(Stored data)
** START **

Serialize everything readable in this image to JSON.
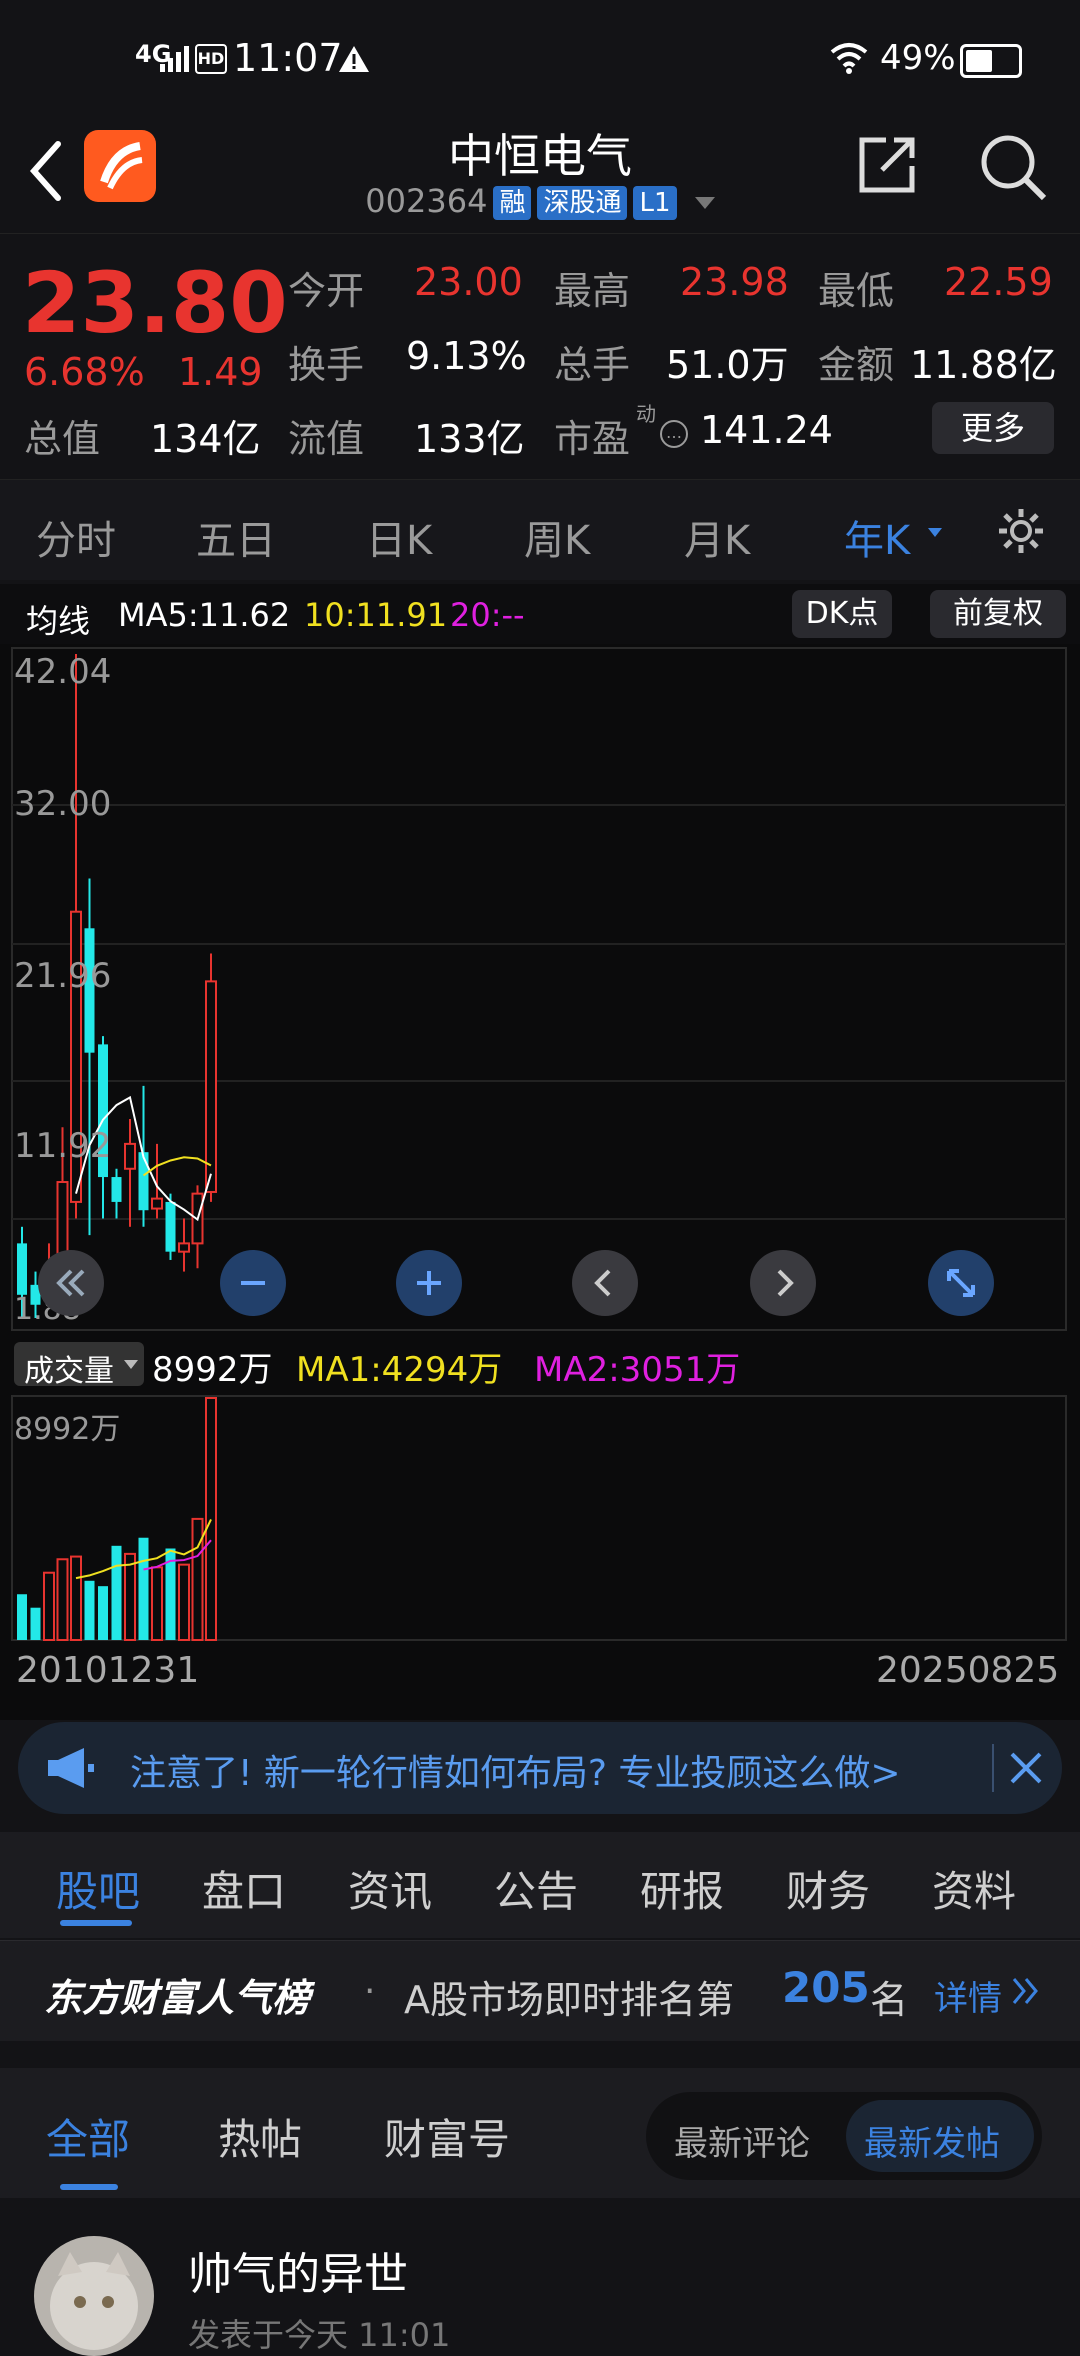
{
  "status_bar": {
    "network": "4G",
    "time": "11:07",
    "battery": "49%"
  },
  "header": {
    "name": "中恒电气",
    "code": "002364",
    "tags": [
      "融",
      "深股通",
      "L1"
    ]
  },
  "quote": {
    "price": "23.80",
    "change_pct": "6.68%",
    "change": "1.49",
    "rows": [
      [
        {
          "label": "今开",
          "value": "23.00",
          "red": true
        },
        {
          "label": "最高",
          "value": "23.98",
          "red": true
        },
        {
          "label": "最低",
          "value": "22.59",
          "red": true
        }
      ],
      [
        {
          "label": "换手",
          "value": "9.13%",
          "red": false
        },
        {
          "label": "总手",
          "value": "51.0万",
          "red": false
        },
        {
          "label": "金额",
          "value": "11.88亿",
          "red": false
        }
      ],
      [
        {
          "label": "总值",
          "value": "134亿",
          "red": false
        },
        {
          "label": "流值",
          "value": "133亿",
          "red": false
        },
        {
          "label": "市盈",
          "value": "141.24",
          "red": false
        }
      ]
    ],
    "pe_superscript": "动",
    "more_label": "更多"
  },
  "chart_tabs": [
    "分时",
    "五日",
    "日K",
    "周K",
    "月K",
    "年K"
  ],
  "active_chart_tab": "年K",
  "ma": {
    "label": "均线",
    "ma5": "MA5:11.62",
    "ma10": "10:11.91",
    "ma20": "20:--",
    "dk_label": "DK点",
    "adj_label": "前复权"
  },
  "y_labels": [
    "42.04",
    "32.00",
    "21.96",
    "11.92",
    "1.88"
  ],
  "volume": {
    "label": "成交量",
    "value": "8992万",
    "ma1": "MA1:4294万",
    "ma2": "MA2:3051万",
    "max_label": "8992万"
  },
  "dates": {
    "start": "20101231",
    "end": "20250825"
  },
  "banner": {
    "text": "注意了! 新一轮行情如何布局? 专业投顾这么做>"
  },
  "bottom_tabs": [
    "股吧",
    "盘口",
    "资讯",
    "公告",
    "研报",
    "财务",
    "资料"
  ],
  "rank": {
    "brand": "东方财富人气榜",
    "text": "A股市场即时排名第",
    "number": "205",
    "unit": "名",
    "link": "详情"
  },
  "feed_tabs": [
    "全部",
    "热帖",
    "财富号"
  ],
  "sort_options": [
    "最新评论",
    "最新发帖"
  ],
  "post": {
    "author": "帅气的异世",
    "meta": "发表于今天 11:01"
  },
  "chart_data": {
    "type": "candlestick",
    "x_range": [
      "20101231",
      "20250825"
    ],
    "ylim": [
      1.88,
      42.04
    ],
    "candles": [
      {
        "open": 6.5,
        "close": 3.4,
        "high": 7.5,
        "low": 2.0
      },
      {
        "open": 4.0,
        "close": 2.8,
        "high": 4.8,
        "low": 2.0
      },
      {
        "open": 3.5,
        "close": 4.6,
        "high": 6.5,
        "low": 3.0
      },
      {
        "open": 4.8,
        "close": 10.2,
        "high": 13.5,
        "low": 4.0
      },
      {
        "open": 9.0,
        "close": 26.5,
        "high": 42.04,
        "low": 8.0
      },
      {
        "open": 25.5,
        "close": 18.0,
        "high": 28.5,
        "low": 7.0
      },
      {
        "open": 18.5,
        "close": 10.5,
        "high": 19.0,
        "low": 8.0
      },
      {
        "open": 10.5,
        "close": 9.0,
        "high": 11.0,
        "low": 8.0
      },
      {
        "open": 11.0,
        "close": 12.5,
        "high": 14.0,
        "low": 7.5
      },
      {
        "open": 12.0,
        "close": 8.5,
        "high": 16.0,
        "low": 7.5
      },
      {
        "open": 8.6,
        "close": 9.2,
        "high": 12.5,
        "low": 8.0
      },
      {
        "open": 9.0,
        "close": 6.0,
        "high": 9.5,
        "low": 5.5
      },
      {
        "open": 6.0,
        "close": 6.5,
        "high": 8.0,
        "low": 4.8
      },
      {
        "open": 6.5,
        "close": 9.5,
        "high": 10.0,
        "low": 5.0
      },
      {
        "open": 9.6,
        "close": 22.3,
        "high": 23.98,
        "low": 9.0
      }
    ],
    "volume_max": 8992,
    "volumes": [
      1700,
      1200,
      2500,
      3000,
      3100,
      2200,
      2000,
      3500,
      3200,
      3800,
      2700,
      3400,
      2800,
      4500,
      8992
    ]
  }
}
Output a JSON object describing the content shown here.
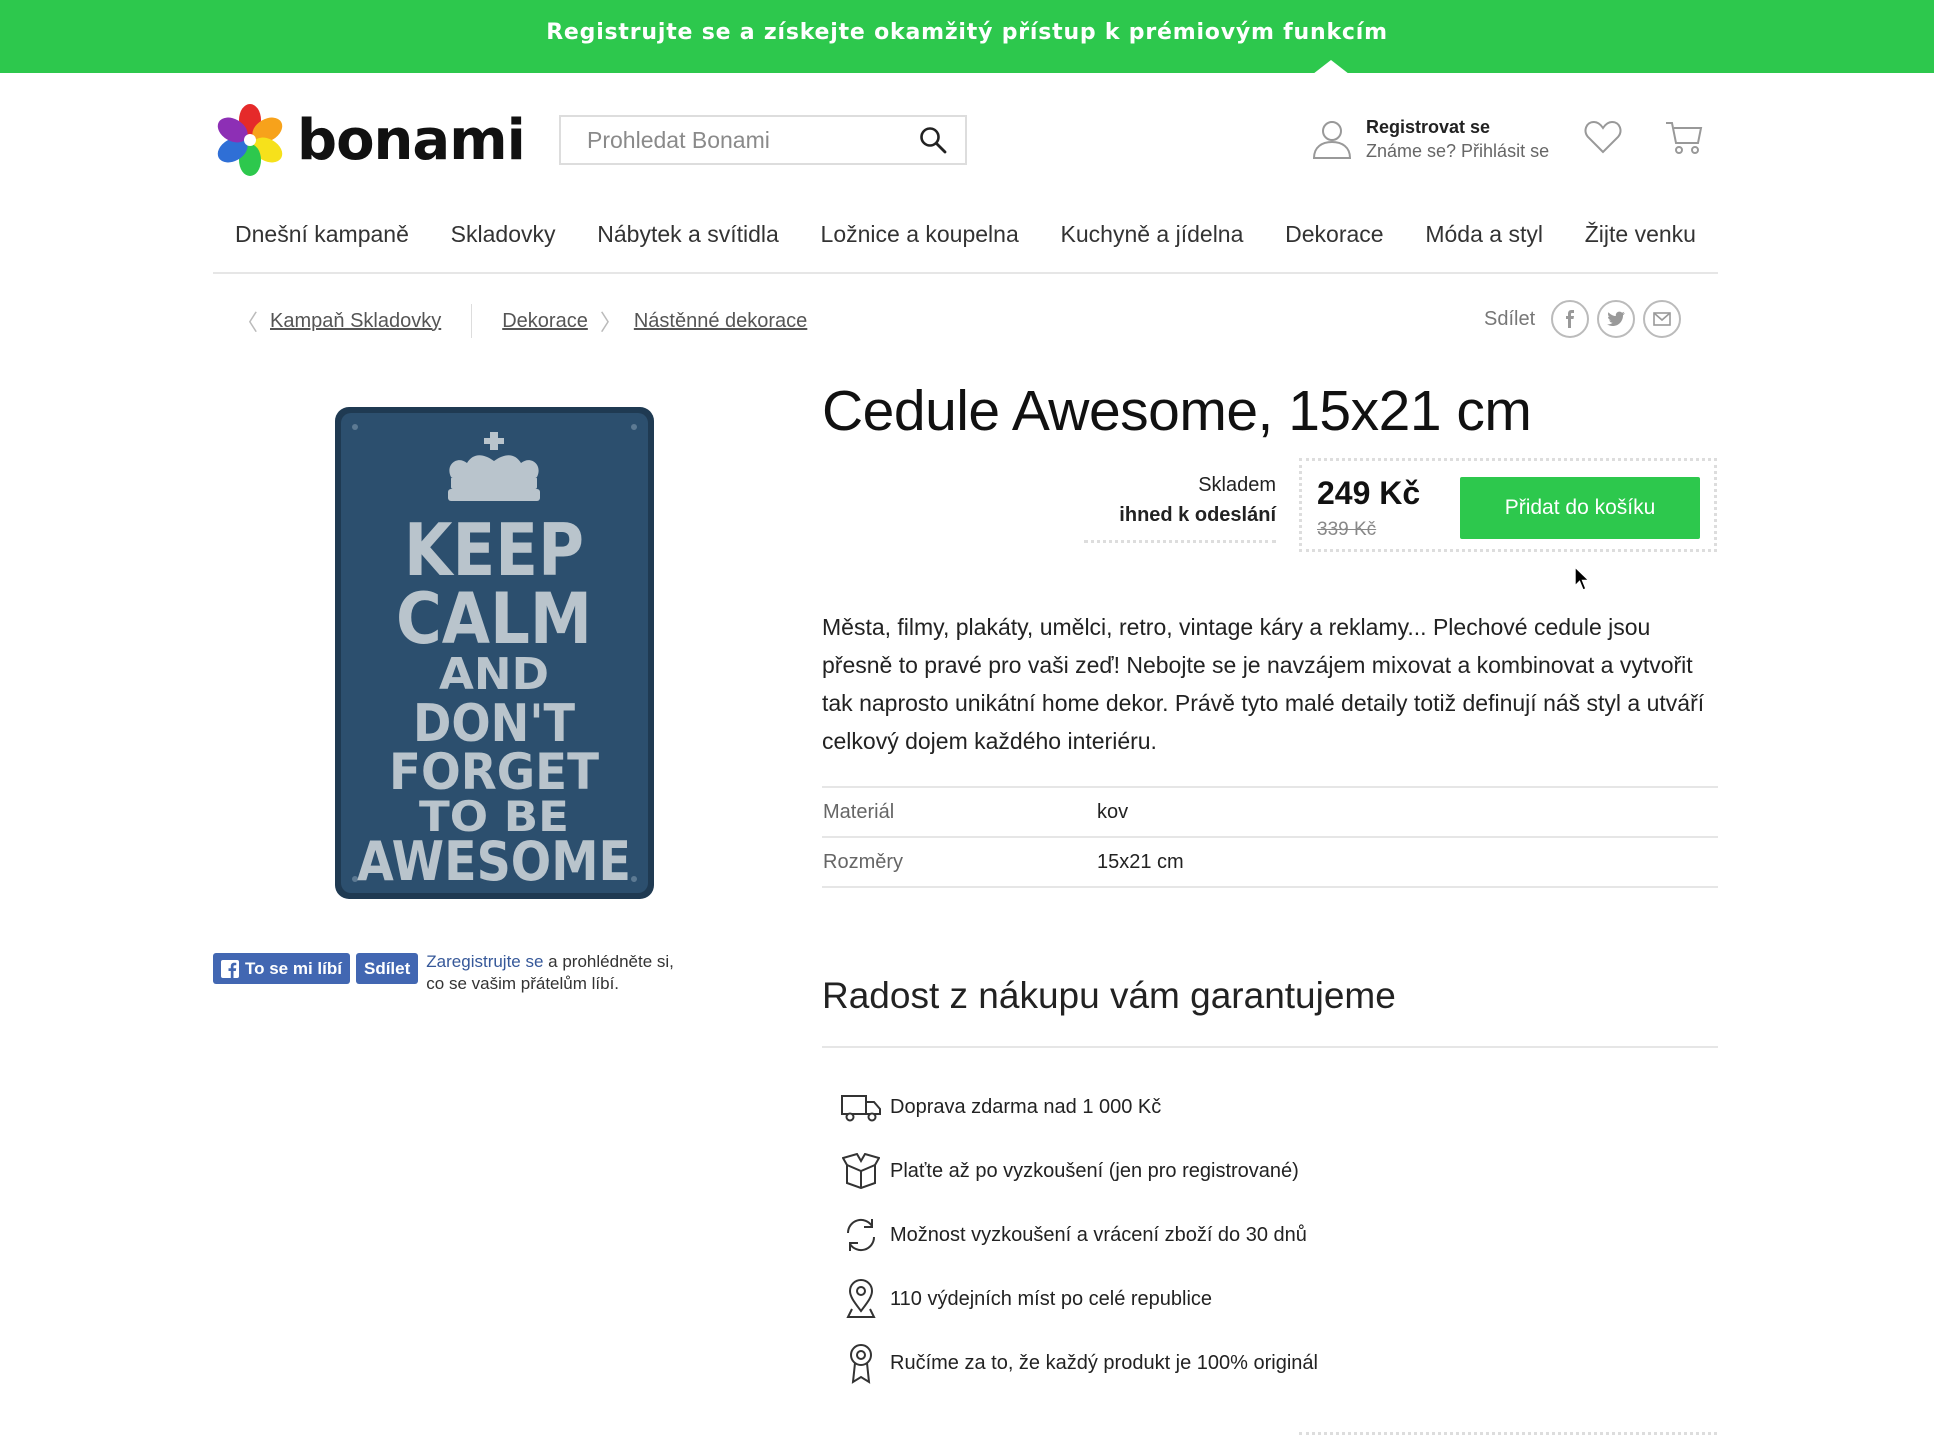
{
  "promo": {
    "text": "Registrujte se a získejte okamžitý přístup k prémiovým funkcím"
  },
  "header": {
    "logo_text": "bonami",
    "search_placeholder": "Prohledat Bonami",
    "account": {
      "register": "Registrovat se",
      "login": "Známe se? Přihlásit se"
    }
  },
  "nav": [
    "Dnešní kampaně",
    "Skladovky",
    "Nábytek a svítidla",
    "Ložnice a koupelna",
    "Kuchyně a jídelna",
    "Dekorace",
    "Móda a styl",
    "Žijte venku"
  ],
  "breadcrumbs": {
    "back": "Kampaň Skladovky",
    "items": [
      "Dekorace",
      "Nástěnné dekorace"
    ]
  },
  "share": {
    "label": "Sdílet"
  },
  "product": {
    "title": "Cedule Awesome, 15x21 cm",
    "stock": "Skladem",
    "shipping": "ihned k odeslání",
    "price": "249 Kč",
    "old_price": "339 Kč",
    "add_to_cart": "Přidat do košíku",
    "description": "Města, filmy, plakáty, umělci, retro, vintage káry a reklamy... Plechové cedule jsou přesně to pravé pro vaši zeď! Nebojte se je navzájem mixovat a kombinovat a vytvořit tak naprosto unikátní home dekor. Právě tyto malé detaily totiž definují náš styl a utváří celkový dojem každého interiéru.",
    "specs": [
      {
        "key": "Materiál",
        "value": "kov"
      },
      {
        "key": "Rozměry",
        "value": "15x21 cm"
      }
    ],
    "image_text": [
      "KEEP",
      "CALM",
      "AND",
      "DON'T",
      "FORGET",
      "TO BE",
      "AWESOME"
    ]
  },
  "facebook": {
    "like": "To se mi líbí",
    "share": "Sdílet",
    "register_link": "Zaregistrujte se",
    "text1": " a prohlédněte si,",
    "text2": "co se vašim přátelům líbí."
  },
  "guarantee": {
    "title": "Radost z nákupu vám garantujeme",
    "items": [
      {
        "icon": "truck-icon",
        "text": "Doprava zdarma nad 1 000 Kč"
      },
      {
        "icon": "box-icon",
        "text": "Plaťte až po vyzkoušení (jen pro registrované)"
      },
      {
        "icon": "refresh-icon",
        "text": "Možnost vyzkoušení a vrácení zboží do 30 dnů"
      },
      {
        "icon": "pin-icon",
        "text": "110 výdejních míst po celé republice"
      },
      {
        "icon": "award-icon",
        "text": "Ručíme za to, že každý produkt je 100% originál"
      }
    ]
  },
  "colors": {
    "brand_green": "#2dc84d",
    "sign_blue": "#2c4f6e",
    "facebook_blue": "#4267b2"
  }
}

** END **

## REQUIRED WORK:
Show the lines where the word "styl" appears in the entries.

## THE SOLUTION:
    "Móda a styl",
    "description": "Města, filmy, plakáty, umělci, retro, vintage káry a reklamy... Plechové cedule jsou přesně to pravé pro vaši zeď! Nebojte se je navzájem mixovat a kombinovat a vytvořit tak naprosto unikátní home dekor. Právě tyto malé detaily totiž definují náš styl a utváří celkový dojem každého interiéru.",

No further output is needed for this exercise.